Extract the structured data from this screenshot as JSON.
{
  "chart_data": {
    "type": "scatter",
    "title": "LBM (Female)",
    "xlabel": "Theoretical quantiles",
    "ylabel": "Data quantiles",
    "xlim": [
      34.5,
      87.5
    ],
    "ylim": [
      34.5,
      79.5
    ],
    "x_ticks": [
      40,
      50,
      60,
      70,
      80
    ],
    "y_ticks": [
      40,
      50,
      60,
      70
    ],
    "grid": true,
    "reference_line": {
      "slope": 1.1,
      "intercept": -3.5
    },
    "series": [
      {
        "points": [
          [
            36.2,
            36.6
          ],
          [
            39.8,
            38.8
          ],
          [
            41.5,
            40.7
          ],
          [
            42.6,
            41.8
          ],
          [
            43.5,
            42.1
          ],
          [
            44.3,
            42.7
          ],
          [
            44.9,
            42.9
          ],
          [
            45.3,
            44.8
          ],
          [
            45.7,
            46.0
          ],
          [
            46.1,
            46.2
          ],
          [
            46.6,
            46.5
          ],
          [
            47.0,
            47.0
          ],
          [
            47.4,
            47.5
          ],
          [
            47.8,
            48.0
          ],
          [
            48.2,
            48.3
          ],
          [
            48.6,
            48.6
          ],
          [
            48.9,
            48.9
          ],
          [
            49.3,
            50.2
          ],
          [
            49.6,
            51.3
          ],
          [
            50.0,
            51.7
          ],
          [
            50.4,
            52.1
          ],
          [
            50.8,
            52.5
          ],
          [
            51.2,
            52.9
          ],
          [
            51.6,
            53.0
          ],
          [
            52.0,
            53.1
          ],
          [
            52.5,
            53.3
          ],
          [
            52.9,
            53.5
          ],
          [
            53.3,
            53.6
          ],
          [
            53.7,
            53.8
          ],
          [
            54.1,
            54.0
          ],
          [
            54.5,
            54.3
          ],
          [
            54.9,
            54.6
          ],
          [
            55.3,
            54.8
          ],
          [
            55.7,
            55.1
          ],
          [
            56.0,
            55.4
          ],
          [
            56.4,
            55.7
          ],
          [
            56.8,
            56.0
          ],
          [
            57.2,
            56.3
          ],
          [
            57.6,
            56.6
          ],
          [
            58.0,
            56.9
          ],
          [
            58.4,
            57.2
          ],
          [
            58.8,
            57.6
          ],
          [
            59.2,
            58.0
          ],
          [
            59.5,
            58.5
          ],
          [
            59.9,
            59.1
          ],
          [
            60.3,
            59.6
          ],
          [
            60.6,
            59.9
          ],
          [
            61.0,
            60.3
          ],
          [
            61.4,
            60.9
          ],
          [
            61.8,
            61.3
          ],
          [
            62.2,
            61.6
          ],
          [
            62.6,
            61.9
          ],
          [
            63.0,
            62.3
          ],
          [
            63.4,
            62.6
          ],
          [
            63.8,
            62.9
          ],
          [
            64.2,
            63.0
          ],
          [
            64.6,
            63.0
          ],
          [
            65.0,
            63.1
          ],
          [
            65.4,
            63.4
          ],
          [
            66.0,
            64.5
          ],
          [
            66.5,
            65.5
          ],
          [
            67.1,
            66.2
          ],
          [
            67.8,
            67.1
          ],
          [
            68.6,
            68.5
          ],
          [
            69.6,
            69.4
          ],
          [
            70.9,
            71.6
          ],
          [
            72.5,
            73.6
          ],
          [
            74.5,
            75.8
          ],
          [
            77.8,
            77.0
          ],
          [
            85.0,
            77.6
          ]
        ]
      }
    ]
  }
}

══════════════════════════════

The task:
Faithfully transcribe the whole of the data.

Complete response:
Extract the structured data from this screenshot as JSON.
{
  "chart_data": {
    "type": "scatter",
    "title": "LBM (Female)",
    "xlabel": "Theoretical quantiles",
    "ylabel": "Data quantiles",
    "xlim": [
      34.5,
      87.5
    ],
    "ylim": [
      34.5,
      79.5
    ],
    "x_ticks": [
      40,
      50,
      60,
      70,
      80
    ],
    "y_ticks": [
      40,
      50,
      60,
      70
    ],
    "grid": true,
    "reference_line": {
      "slope": 1.1,
      "intercept": -3.5
    },
    "series": [
      {
        "points": [
          [
            36.2,
            36.6
          ],
          [
            39.8,
            38.8
          ],
          [
            41.5,
            40.7
          ],
          [
            42.6,
            41.8
          ],
          [
            43.5,
            42.1
          ],
          [
            44.3,
            42.7
          ],
          [
            44.9,
            42.9
          ],
          [
            45.3,
            44.8
          ],
          [
            45.7,
            46.0
          ],
          [
            46.1,
            46.2
          ],
          [
            46.6,
            46.5
          ],
          [
            47.0,
            47.0
          ],
          [
            47.4,
            47.5
          ],
          [
            47.8,
            48.0
          ],
          [
            48.2,
            48.3
          ],
          [
            48.6,
            48.6
          ],
          [
            48.9,
            48.9
          ],
          [
            49.3,
            50.2
          ],
          [
            49.6,
            51.3
          ],
          [
            50.0,
            51.7
          ],
          [
            50.4,
            52.1
          ],
          [
            50.8,
            52.5
          ],
          [
            51.2,
            52.9
          ],
          [
            51.6,
            53.0
          ],
          [
            52.0,
            53.1
          ],
          [
            52.5,
            53.3
          ],
          [
            52.9,
            53.5
          ],
          [
            53.3,
            53.6
          ],
          [
            53.7,
            53.8
          ],
          [
            54.1,
            54.0
          ],
          [
            54.5,
            54.3
          ],
          [
            54.9,
            54.6
          ],
          [
            55.3,
            54.8
          ],
          [
            55.7,
            55.1
          ],
          [
            56.0,
            55.4
          ],
          [
            56.4,
            55.7
          ],
          [
            56.8,
            56.0
          ],
          [
            57.2,
            56.3
          ],
          [
            57.6,
            56.6
          ],
          [
            58.0,
            56.9
          ],
          [
            58.4,
            57.2
          ],
          [
            58.8,
            57.6
          ],
          [
            59.2,
            58.0
          ],
          [
            59.5,
            58.5
          ],
          [
            59.9,
            59.1
          ],
          [
            60.3,
            59.6
          ],
          [
            60.6,
            59.9
          ],
          [
            61.0,
            60.3
          ],
          [
            61.4,
            60.9
          ],
          [
            61.8,
            61.3
          ],
          [
            62.2,
            61.6
          ],
          [
            62.6,
            61.9
          ],
          [
            63.0,
            62.3
          ],
          [
            63.4,
            62.6
          ],
          [
            63.8,
            62.9
          ],
          [
            64.2,
            63.0
          ],
          [
            64.6,
            63.0
          ],
          [
            65.0,
            63.1
          ],
          [
            65.4,
            63.4
          ],
          [
            66.0,
            64.5
          ],
          [
            66.5,
            65.5
          ],
          [
            67.1,
            66.2
          ],
          [
            67.8,
            67.1
          ],
          [
            68.6,
            68.5
          ],
          [
            69.6,
            69.4
          ],
          [
            70.9,
            71.6
          ],
          [
            72.5,
            73.6
          ],
          [
            74.5,
            75.8
          ],
          [
            77.8,
            77.0
          ],
          [
            85.0,
            77.6
          ]
        ]
      }
    ]
  }
}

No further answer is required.